===== Exercise text
Indianapolis – When Eli Lilly shareholders join the company’s virtual annual meeting on Monday, they’ll have the opportunity to vote on a proposal from PETA—which owns stock in the company—that the company assess the effectiveness of the forced swim test and report its findings to shareholders.
Since November 2018, PETA and more than 325,000 members of the public have contacted Eli Lilly to request a formal policy banning the use, funding, or commissioning of the test. In the widely discredited test, mice and other small animals are placed in inescapable beakers filled with water and made to swim to keep from drowning, purportedly to shed light on the effectiveness of anti-depressant medications. But it has been heavily criticized by scientists who argue that when the terrified mice begin to float, it isn’t a sign of depression or despair, as some claim, but rather a positive indicator of learning, saving energy, and adapting to a new environment.
“While the fear of drowning is very real for the animals involved in the forced swim test, the experience in no way represents the enduring and multidimensional nature of depression,” says PETA neuroscientist Dr. Emily Trunnell. “When nine of Eli Lilly’s biggest competitors have banned this atrocity at PETA’s request, it’s baffling that it refuses to acknowledge that it’s defending archaic practices.”
Between 1993 and 2019, Eli Lilly employees published at least 20 papers and submitted at least 11 patent applications describing the use of the forced swim test in experiments involving more than 3,400 mice and rats. Yet the test did not reliably predict the success of a single medication. Eli Lilly’s one successful antidepressant that’s known to help humans, Prozac, doesn’t yield consistent results in the forced swim test.
Bayer, AstraZeneca, Novo Nordisk A/S, Johnson & Johnson, AbbVie, Roche, Boehringer Ingelheim, Pfizer, Bristol-Myers Squibb, Sage Therapeutics, and other pharmaceutical companies banned the forced swim test after hearing from PETA.
PETA—whose motto reads, in part, that “animals are not ours to experiment on”—opposes speciesism, a human-supremacist worldview that fosters violence toward other animals.
==========
**Your instructions**
Print the part of the forced swim test article that opens with the words "Bayer, AstraZeneca, Novo" and ends after "hearing from PETA.", word for word. The listing that comes next is taken from a separate source and has no connection to the forced swim test article.
===== Stored data
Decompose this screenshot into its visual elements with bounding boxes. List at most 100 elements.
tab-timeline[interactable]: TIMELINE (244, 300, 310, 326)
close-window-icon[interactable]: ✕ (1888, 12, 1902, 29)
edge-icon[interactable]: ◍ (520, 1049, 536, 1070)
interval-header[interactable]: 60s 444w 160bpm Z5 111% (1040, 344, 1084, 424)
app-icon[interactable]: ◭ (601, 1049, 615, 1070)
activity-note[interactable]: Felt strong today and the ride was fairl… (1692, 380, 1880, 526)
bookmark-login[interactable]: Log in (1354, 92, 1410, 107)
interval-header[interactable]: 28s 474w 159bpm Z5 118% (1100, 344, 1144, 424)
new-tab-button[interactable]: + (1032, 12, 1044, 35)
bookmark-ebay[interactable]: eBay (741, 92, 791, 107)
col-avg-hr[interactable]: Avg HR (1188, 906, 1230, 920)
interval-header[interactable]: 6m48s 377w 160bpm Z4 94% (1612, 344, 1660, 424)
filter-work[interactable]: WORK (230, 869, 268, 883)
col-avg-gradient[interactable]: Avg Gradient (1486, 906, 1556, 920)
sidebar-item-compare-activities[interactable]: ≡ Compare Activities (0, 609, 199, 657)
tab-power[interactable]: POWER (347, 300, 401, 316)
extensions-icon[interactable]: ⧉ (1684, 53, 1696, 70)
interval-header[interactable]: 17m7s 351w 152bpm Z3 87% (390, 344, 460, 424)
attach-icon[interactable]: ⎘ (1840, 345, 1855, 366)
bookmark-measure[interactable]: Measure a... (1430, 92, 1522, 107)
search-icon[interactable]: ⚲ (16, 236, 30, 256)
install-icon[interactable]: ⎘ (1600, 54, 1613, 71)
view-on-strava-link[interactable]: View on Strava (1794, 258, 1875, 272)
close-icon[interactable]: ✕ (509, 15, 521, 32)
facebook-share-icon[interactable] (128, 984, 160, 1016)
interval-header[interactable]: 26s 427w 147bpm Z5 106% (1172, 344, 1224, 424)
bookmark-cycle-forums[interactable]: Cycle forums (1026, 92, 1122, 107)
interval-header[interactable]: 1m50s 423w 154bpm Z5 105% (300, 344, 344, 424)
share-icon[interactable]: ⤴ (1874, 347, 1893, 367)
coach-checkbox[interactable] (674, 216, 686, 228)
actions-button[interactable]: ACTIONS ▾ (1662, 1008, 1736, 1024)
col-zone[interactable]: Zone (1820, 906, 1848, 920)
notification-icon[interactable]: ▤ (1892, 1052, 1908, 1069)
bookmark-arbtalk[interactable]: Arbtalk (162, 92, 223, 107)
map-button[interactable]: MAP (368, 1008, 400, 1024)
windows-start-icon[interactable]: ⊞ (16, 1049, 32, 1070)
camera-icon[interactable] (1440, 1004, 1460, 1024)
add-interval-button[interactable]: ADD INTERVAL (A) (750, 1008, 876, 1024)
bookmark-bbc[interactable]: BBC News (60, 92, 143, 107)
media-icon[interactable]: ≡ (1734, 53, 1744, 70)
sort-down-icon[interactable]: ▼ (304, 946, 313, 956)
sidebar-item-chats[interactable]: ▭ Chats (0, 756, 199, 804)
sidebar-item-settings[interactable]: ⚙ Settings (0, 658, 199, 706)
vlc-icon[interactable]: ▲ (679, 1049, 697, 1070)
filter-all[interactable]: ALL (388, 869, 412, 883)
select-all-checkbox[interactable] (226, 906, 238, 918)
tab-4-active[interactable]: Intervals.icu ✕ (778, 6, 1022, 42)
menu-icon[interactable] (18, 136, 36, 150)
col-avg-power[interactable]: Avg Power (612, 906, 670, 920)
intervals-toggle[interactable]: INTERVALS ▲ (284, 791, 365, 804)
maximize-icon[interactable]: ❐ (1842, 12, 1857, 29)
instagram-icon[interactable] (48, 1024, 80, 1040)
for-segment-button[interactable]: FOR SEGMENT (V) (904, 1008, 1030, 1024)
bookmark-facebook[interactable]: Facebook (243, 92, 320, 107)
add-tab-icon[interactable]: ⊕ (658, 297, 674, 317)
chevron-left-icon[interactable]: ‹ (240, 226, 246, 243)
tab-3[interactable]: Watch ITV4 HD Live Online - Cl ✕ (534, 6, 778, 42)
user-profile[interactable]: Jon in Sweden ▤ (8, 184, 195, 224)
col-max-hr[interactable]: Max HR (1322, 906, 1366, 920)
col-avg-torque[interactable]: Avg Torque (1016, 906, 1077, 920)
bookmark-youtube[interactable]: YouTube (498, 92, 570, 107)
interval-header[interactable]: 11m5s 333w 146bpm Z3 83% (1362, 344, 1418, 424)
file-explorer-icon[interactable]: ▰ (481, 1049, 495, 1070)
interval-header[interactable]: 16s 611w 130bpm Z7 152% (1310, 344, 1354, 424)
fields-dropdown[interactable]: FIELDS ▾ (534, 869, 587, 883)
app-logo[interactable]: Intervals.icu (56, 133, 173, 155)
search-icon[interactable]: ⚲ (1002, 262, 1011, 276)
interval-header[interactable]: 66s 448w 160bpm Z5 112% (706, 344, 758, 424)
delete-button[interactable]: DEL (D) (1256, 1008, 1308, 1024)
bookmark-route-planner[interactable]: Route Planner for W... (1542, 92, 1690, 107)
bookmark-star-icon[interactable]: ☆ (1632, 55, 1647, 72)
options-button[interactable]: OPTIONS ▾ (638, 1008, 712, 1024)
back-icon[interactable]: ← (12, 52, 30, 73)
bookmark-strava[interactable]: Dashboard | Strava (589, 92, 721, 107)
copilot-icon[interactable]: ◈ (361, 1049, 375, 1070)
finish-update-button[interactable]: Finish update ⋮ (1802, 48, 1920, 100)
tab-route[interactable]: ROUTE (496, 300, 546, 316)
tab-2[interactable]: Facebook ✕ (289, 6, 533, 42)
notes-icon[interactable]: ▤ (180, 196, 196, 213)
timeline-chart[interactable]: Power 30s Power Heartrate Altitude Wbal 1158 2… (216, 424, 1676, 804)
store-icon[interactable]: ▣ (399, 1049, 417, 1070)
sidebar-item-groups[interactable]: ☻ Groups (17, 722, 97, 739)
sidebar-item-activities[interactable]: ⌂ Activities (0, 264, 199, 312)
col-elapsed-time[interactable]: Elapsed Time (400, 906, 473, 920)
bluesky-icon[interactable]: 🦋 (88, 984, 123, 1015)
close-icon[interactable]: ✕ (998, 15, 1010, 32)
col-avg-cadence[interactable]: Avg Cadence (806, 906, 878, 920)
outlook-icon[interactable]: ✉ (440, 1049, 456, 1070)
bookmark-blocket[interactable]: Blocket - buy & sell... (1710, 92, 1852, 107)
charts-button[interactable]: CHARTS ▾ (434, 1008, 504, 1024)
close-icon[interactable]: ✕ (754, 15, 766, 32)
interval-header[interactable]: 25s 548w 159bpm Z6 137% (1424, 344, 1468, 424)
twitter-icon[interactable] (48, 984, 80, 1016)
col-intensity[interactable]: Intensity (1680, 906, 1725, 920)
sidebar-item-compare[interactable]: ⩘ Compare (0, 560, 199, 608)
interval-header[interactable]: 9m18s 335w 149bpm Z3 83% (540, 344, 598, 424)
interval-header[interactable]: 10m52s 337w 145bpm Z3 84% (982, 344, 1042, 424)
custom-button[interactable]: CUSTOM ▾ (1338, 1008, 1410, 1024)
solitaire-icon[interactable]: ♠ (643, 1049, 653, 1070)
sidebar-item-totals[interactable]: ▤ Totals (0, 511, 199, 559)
==========
**Task result**
Bayer, AstraZeneca, Novo Nordisk A/S, Johnson & Johnson, AbbVie, Roche, Boehringer Ingelheim, Pfizer, Bristol-Myers Squibb, Sage Therapeutics, and other pharmaceutical companies banned the forced swim test after hearing from PETA.